* _WORK TO BE COMPLETED_: Filter the listing below, copying every line in which the word "user" appears.

┌─ INPUT ROWS

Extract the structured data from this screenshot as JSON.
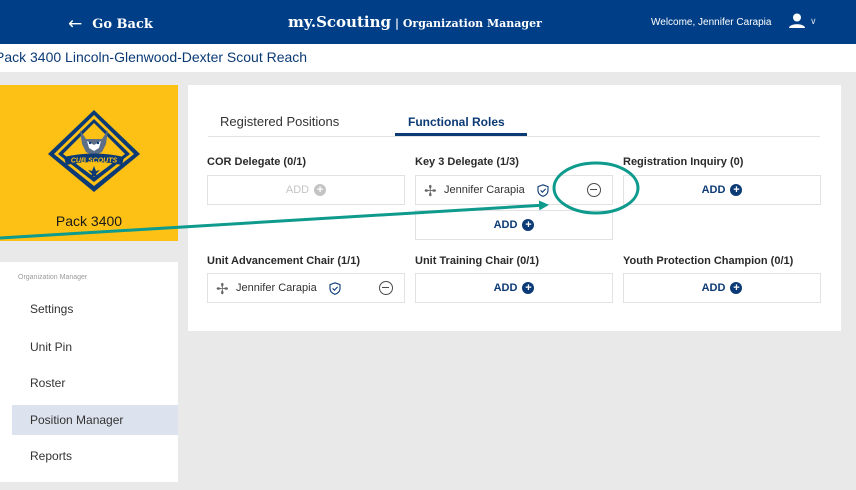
{
  "header": {
    "back_label": "Go Back",
    "brand": "my.Scouting",
    "brand_sub": "| Organization Manager",
    "welcome": "Welcome, Jennifer Carapia"
  },
  "unit_title": "Pack 3400 Lincoln-Glenwood-Dexter Scout Reach",
  "sidebar": {
    "logo_text": "CUB SCOUTS",
    "pack_name": "Pack 3400",
    "section_caption": "Organization Manager",
    "items": [
      {
        "label": "Settings"
      },
      {
        "label": "Unit Pin"
      },
      {
        "label": "Roster"
      },
      {
        "label": "Position Manager",
        "active": true
      },
      {
        "label": "Reports"
      }
    ]
  },
  "tabs": [
    {
      "label": "Registered Positions"
    },
    {
      "label": "Functional Roles",
      "active": true
    }
  ],
  "add_label": "ADD",
  "roles": [
    {
      "title": "COR Delegate (0/1)"
    },
    {
      "title": "Key 3 Delegate (1/3)",
      "member": "Jennifer Carapia"
    },
    {
      "title": "Registration Inquiry (0)"
    },
    {
      "title": "Unit Advancement Chair (1/1)",
      "member": "Jennifer Carapia"
    },
    {
      "title": "Unit Training Chair (0/1)"
    },
    {
      "title": "Youth Protection Champion (0/1)"
    }
  ],
  "colors": {
    "header_bg": "#003f87",
    "brand_navy": "#0b3a75",
    "cub_yellow": "#fdc116",
    "annotation_teal": "#0e9a8c"
  },
  "icons": [
    "arrow-left-icon",
    "user-icon",
    "chevron-down-icon",
    "move-icon",
    "shield-check-icon",
    "minus-circle-icon",
    "plus-circle-icon"
  ]
}
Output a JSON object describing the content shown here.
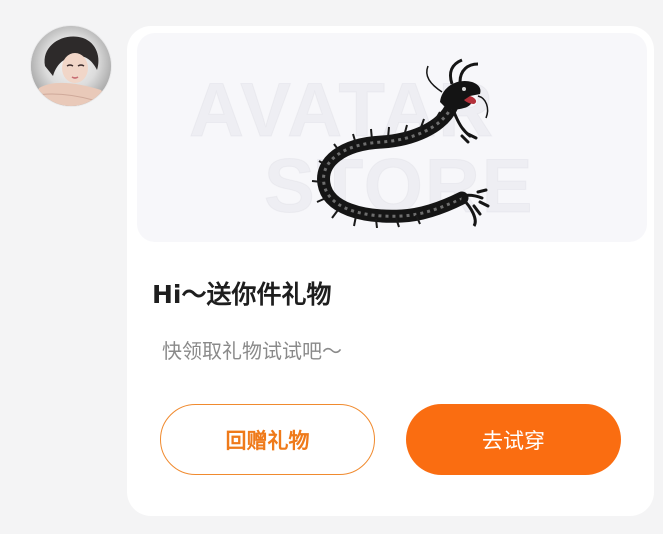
{
  "colors": {
    "page_background": "#f4f4f5",
    "card_background": "#ffffff",
    "accent": "#fa6d11",
    "outline_button_border": "#f08a2e",
    "outline_button_text": "#ef7a1a",
    "title_text": "#1e1e1e",
    "subtitle_text": "#8a8a8a"
  },
  "sender": {
    "avatar_icon": "user-avatar-photo"
  },
  "gift_card": {
    "banner": {
      "watermark_line1": "AVATAR",
      "watermark_line2": "STORE",
      "image_icon": "dragon-icon"
    },
    "title": "Hi～送你件礼物",
    "subtitle": "快领取礼物试试吧～",
    "actions": {
      "return_gift_label": "回赠礼物",
      "try_on_label": "去试穿"
    }
  }
}
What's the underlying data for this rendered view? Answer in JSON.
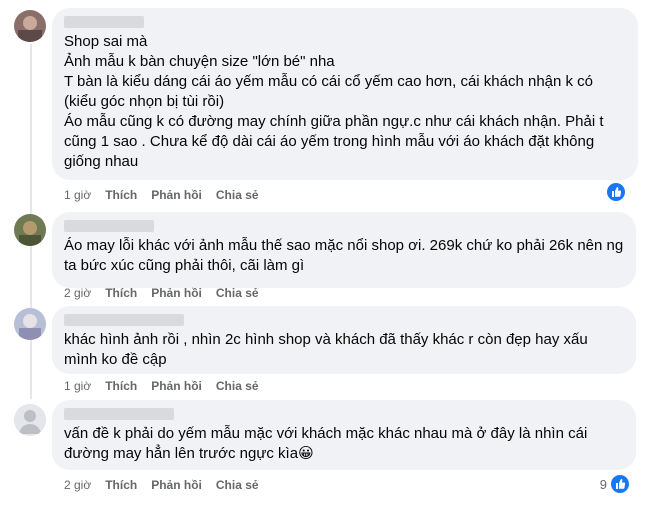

└─

* _WRITTEN REPLY_:
    "user-icon",
    "avatar_icon": "user-avatar-photo"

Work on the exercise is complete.